Gather from the material every line that contains the string "name".

'''

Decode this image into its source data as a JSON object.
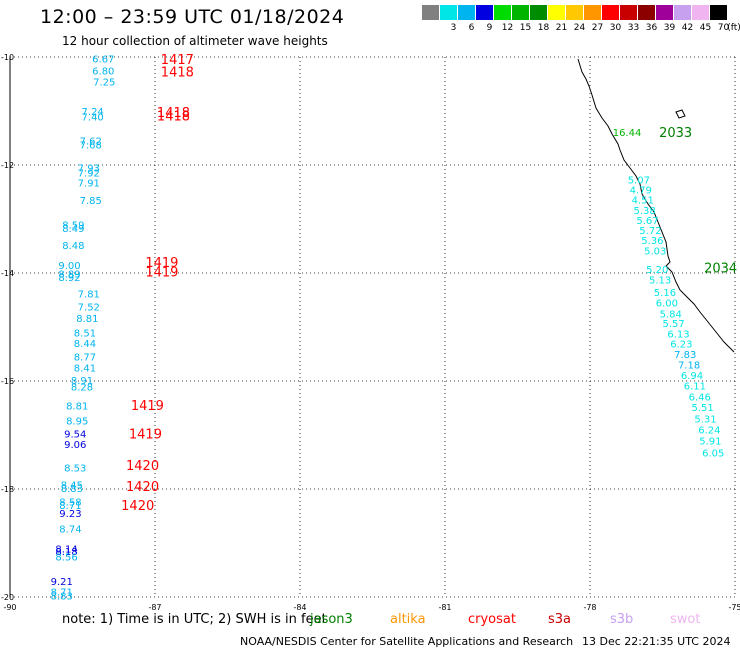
{
  "header": {
    "title": "12:00 – 23:59 UTC 01/18/2024",
    "subtitle": "12 hour collection of altimeter wave heights"
  },
  "legend": {
    "unit": "(ft)",
    "entries": [
      {
        "label": "",
        "color": "#808080"
      },
      {
        "label": "3",
        "color": "#00e6e6"
      },
      {
        "label": "6",
        "color": "#00b4f0"
      },
      {
        "label": "9",
        "color": "#0000e0"
      },
      {
        "label": "12",
        "color": "#00dc00"
      },
      {
        "label": "15",
        "color": "#00b400"
      },
      {
        "label": "18",
        "color": "#008c00"
      },
      {
        "label": "21",
        "color": "#ffff00"
      },
      {
        "label": "24",
        "color": "#ffc800"
      },
      {
        "label": "27",
        "color": "#ff9600"
      },
      {
        "label": "30",
        "color": "#ff0000"
      },
      {
        "label": "33",
        "color": "#c80000"
      },
      {
        "label": "36",
        "color": "#8c0000"
      },
      {
        "label": "39",
        "color": "#a0009a"
      },
      {
        "label": "42",
        "color": "#c8a0f0"
      },
      {
        "label": "45",
        "color": "#f0b4f0"
      },
      {
        "label": "70",
        "color": "#000000"
      }
    ]
  },
  "map": {
    "lon_range": [
      -90,
      -75
    ],
    "lat_range": [
      -20,
      -10
    ],
    "x_ticks": [
      "-90",
      "-87",
      "-84",
      "-81",
      "-78",
      "-75"
    ],
    "y_ticks": [
      "-10",
      "-12",
      "-14",
      "-16",
      "-18",
      "-20"
    ],
    "passes": [
      {
        "label": "1417",
        "lon": -86.88,
        "lat": -10.04,
        "color": "#ff0000"
      },
      {
        "label": "1418",
        "lon": -86.88,
        "lat": -10.27,
        "color": "#ff0000"
      },
      {
        "label": "1418",
        "lon": -86.96,
        "lat": -11.02,
        "color": "#ff0000"
      },
      {
        "label": "1418",
        "lon": -86.96,
        "lat": -11.08,
        "color": "#ff0000"
      },
      {
        "label": "1419",
        "lon": -87.2,
        "lat": -13.8,
        "color": "#ff0000"
      },
      {
        "label": "1419",
        "lon": -87.2,
        "lat": -13.97,
        "color": "#ff0000"
      },
      {
        "label": "1419",
        "lon": -87.5,
        "lat": -16.44,
        "color": "#ff0000"
      },
      {
        "label": "1419",
        "lon": -87.54,
        "lat": -16.97,
        "color": "#ff0000"
      },
      {
        "label": "1420",
        "lon": -87.6,
        "lat": -17.56,
        "color": "#ff0000"
      },
      {
        "label": "1420",
        "lon": -87.6,
        "lat": -17.94,
        "color": "#ff0000"
      },
      {
        "label": "1420",
        "lon": -87.7,
        "lat": -18.3,
        "color": "#ff0000"
      },
      {
        "label": "2033",
        "lon": -76.57,
        "lat": -11.39,
        "color": "#008000"
      },
      {
        "label": "2034",
        "lon": -75.64,
        "lat": -13.9,
        "color": "#008000"
      }
    ],
    "observations": [
      {
        "v": "6.67",
        "lon": -88.3,
        "lat": -10.03,
        "color": "#00b4f0"
      },
      {
        "v": "6.80",
        "lon": -88.3,
        "lat": -10.25,
        "color": "#00b4f0"
      },
      {
        "v": "7.25",
        "lon": -88.28,
        "lat": -10.45,
        "color": "#00b4f0"
      },
      {
        "v": "7.24",
        "lon": -88.52,
        "lat": -11.0,
        "color": "#00b4f0"
      },
      {
        "v": "7.40",
        "lon": -88.52,
        "lat": -11.1,
        "color": "#00b4f0"
      },
      {
        "v": "7.62",
        "lon": -88.56,
        "lat": -11.55,
        "color": "#00b4f0"
      },
      {
        "v": "7.68",
        "lon": -88.56,
        "lat": -11.62,
        "color": "#00b4f0"
      },
      {
        "v": "7.93",
        "lon": -88.6,
        "lat": -12.05,
        "color": "#00b4f0"
      },
      {
        "v": "7.92",
        "lon": -88.6,
        "lat": -12.14,
        "color": "#00b4f0"
      },
      {
        "v": "7.91",
        "lon": -88.6,
        "lat": -12.32,
        "color": "#00b4f0"
      },
      {
        "v": "7.85",
        "lon": -88.56,
        "lat": -12.65,
        "color": "#00b4f0"
      },
      {
        "v": "8.59",
        "lon": -88.92,
        "lat": -13.1,
        "color": "#00b4f0"
      },
      {
        "v": "8.49",
        "lon": -88.92,
        "lat": -13.17,
        "color": "#00b4f0"
      },
      {
        "v": "8.48",
        "lon": -88.92,
        "lat": -13.48,
        "color": "#00b4f0"
      },
      {
        "v": "9.00",
        "lon": -89.0,
        "lat": -13.85,
        "color": "#00b4f0"
      },
      {
        "v": "8.89",
        "lon": -89.0,
        "lat": -14.01,
        "color": "#00b4f0"
      },
      {
        "v": "8.92",
        "lon": -89.0,
        "lat": -14.07,
        "color": "#00b4f0"
      },
      {
        "v": "7.81",
        "lon": -88.6,
        "lat": -14.38,
        "color": "#00b4f0"
      },
      {
        "v": "7.52",
        "lon": -88.6,
        "lat": -14.62,
        "color": "#00b4f0"
      },
      {
        "v": "8.81",
        "lon": -88.63,
        "lat": -14.83,
        "color": "#00b4f0"
      },
      {
        "v": "8.51",
        "lon": -88.68,
        "lat": -15.1,
        "color": "#00b4f0"
      },
      {
        "v": "8.44",
        "lon": -88.68,
        "lat": -15.3,
        "color": "#00b4f0"
      },
      {
        "v": "8.77",
        "lon": -88.68,
        "lat": -15.55,
        "color": "#00b4f0"
      },
      {
        "v": "8.41",
        "lon": -88.68,
        "lat": -15.75,
        "color": "#00b4f0"
      },
      {
        "v": "8.91",
        "lon": -88.74,
        "lat": -15.98,
        "color": "#00b4f0"
      },
      {
        "v": "8.28",
        "lon": -88.74,
        "lat": -16.1,
        "color": "#00b4f0"
      },
      {
        "v": "8.81",
        "lon": -88.84,
        "lat": -16.45,
        "color": "#00b4f0"
      },
      {
        "v": "8.95",
        "lon": -88.84,
        "lat": -16.73,
        "color": "#00b4f0"
      },
      {
        "v": "9.54",
        "lon": -88.88,
        "lat": -16.97,
        "color": "#0000e0"
      },
      {
        "v": "9.06",
        "lon": -88.88,
        "lat": -17.17,
        "color": "#0000e0"
      },
      {
        "v": "8.53",
        "lon": -88.88,
        "lat": -17.6,
        "color": "#00b4f0"
      },
      {
        "v": "8.45",
        "lon": -88.95,
        "lat": -17.92,
        "color": "#00b4f0"
      },
      {
        "v": "8.83",
        "lon": -88.95,
        "lat": -17.98,
        "color": "#00b4f0"
      },
      {
        "v": "8.58",
        "lon": -88.98,
        "lat": -18.23,
        "color": "#00b4f0"
      },
      {
        "v": "8.71",
        "lon": -88.98,
        "lat": -18.3,
        "color": "#00b4f0"
      },
      {
        "v": "9.23",
        "lon": -88.98,
        "lat": -18.44,
        "color": "#0000e0"
      },
      {
        "v": "8.74",
        "lon": -88.98,
        "lat": -18.73,
        "color": "#00b4f0"
      },
      {
        "v": "8.14",
        "lon": -89.06,
        "lat": -19.1,
        "color": "#0000e0"
      },
      {
        "v": "8.18",
        "lon": -89.06,
        "lat": -19.15,
        "color": "#0000e0"
      },
      {
        "v": "8.56",
        "lon": -89.06,
        "lat": -19.25,
        "color": "#00b4f0"
      },
      {
        "v": "9.21",
        "lon": -89.16,
        "lat": -19.7,
        "color": "#0000e0"
      },
      {
        "v": "8.71",
        "lon": -89.16,
        "lat": -19.9,
        "color": "#00b4f0"
      },
      {
        "v": "8.83",
        "lon": -89.16,
        "lat": -19.97,
        "color": "#00b4f0"
      },
      {
        "v": "16.44",
        "lon": -77.53,
        "lat": -11.39,
        "color": "#00b400"
      },
      {
        "v": "5.07",
        "lon": -77.22,
        "lat": -12.27,
        "color": "#00e6e6"
      },
      {
        "v": "4.79",
        "lon": -77.18,
        "lat": -12.45,
        "color": "#00e6e6"
      },
      {
        "v": "4.51",
        "lon": -77.14,
        "lat": -12.64,
        "color": "#00e6e6"
      },
      {
        "v": "5.38",
        "lon": -77.1,
        "lat": -12.83,
        "color": "#00e6e6"
      },
      {
        "v": "5.67",
        "lon": -77.04,
        "lat": -13.02,
        "color": "#00e6e6"
      },
      {
        "v": "5.72",
        "lon": -76.98,
        "lat": -13.2,
        "color": "#00e6e6"
      },
      {
        "v": "5.36",
        "lon": -76.94,
        "lat": -13.39,
        "color": "#00e6e6"
      },
      {
        "v": "5.03",
        "lon": -76.88,
        "lat": -13.58,
        "color": "#00e6e6"
      },
      {
        "v": "5.20",
        "lon": -76.84,
        "lat": -13.93,
        "color": "#00e6e6"
      },
      {
        "v": "5.13",
        "lon": -76.78,
        "lat": -14.12,
        "color": "#00e6e6"
      },
      {
        "v": "5.16",
        "lon": -76.68,
        "lat": -14.35,
        "color": "#00e6e6"
      },
      {
        "v": "6.00",
        "lon": -76.64,
        "lat": -14.55,
        "color": "#00e6e6"
      },
      {
        "v": "5.84",
        "lon": -76.56,
        "lat": -14.75,
        "color": "#00e6e6"
      },
      {
        "v": "5.57",
        "lon": -76.5,
        "lat": -14.93,
        "color": "#00e6e6"
      },
      {
        "v": "6.13",
        "lon": -76.4,
        "lat": -15.12,
        "color": "#00e6e6"
      },
      {
        "v": "6.23",
        "lon": -76.34,
        "lat": -15.31,
        "color": "#00e6e6"
      },
      {
        "v": "7.83",
        "lon": -76.26,
        "lat": -15.5,
        "color": "#00b4f0"
      },
      {
        "v": "7.18",
        "lon": -76.18,
        "lat": -15.69,
        "color": "#00b4f0"
      },
      {
        "v": "6.94",
        "lon": -76.12,
        "lat": -15.89,
        "color": "#00e6e6"
      },
      {
        "v": "6.11",
        "lon": -76.06,
        "lat": -16.08,
        "color": "#00e6e6"
      },
      {
        "v": "6.46",
        "lon": -75.96,
        "lat": -16.29,
        "color": "#00e6e6"
      },
      {
        "v": "5.51",
        "lon": -75.9,
        "lat": -16.48,
        "color": "#00e6e6"
      },
      {
        "v": "5.31",
        "lon": -75.84,
        "lat": -16.69,
        "color": "#00e6e6"
      },
      {
        "v": "6.24",
        "lon": -75.76,
        "lat": -16.9,
        "color": "#00e6e6"
      },
      {
        "v": "5.91",
        "lon": -75.74,
        "lat": -17.1,
        "color": "#00e6e6"
      },
      {
        "v": "6.05",
        "lon": -75.68,
        "lat": -17.32,
        "color": "#00e6e6"
      }
    ]
  },
  "footer": {
    "note": "note: 1) Time is in UTC; 2) SWH is in feet",
    "satellites": [
      {
        "name": "jason3",
        "color": "#008000"
      },
      {
        "name": "altika",
        "color": "#ff9600"
      },
      {
        "name": "cryosat",
        "color": "#ff0000"
      },
      {
        "name": "s3a",
        "color": "#c80000"
      },
      {
        "name": "s3b",
        "color": "#c8a0f0"
      },
      {
        "name": "swot",
        "color": "#f0b4f0"
      }
    ],
    "credit": "NOAA/NESDIS Center for Satellite Applications and Research",
    "timestamp": "13 Dec 22:21:35 UTC 2024"
  }
}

'''

» **Exercise response**:
        "name": "jason3",
        "name": "altika",
        "name": "cryosat",
        "name": "s3a",
        "name": "s3b",
        "name": "swot",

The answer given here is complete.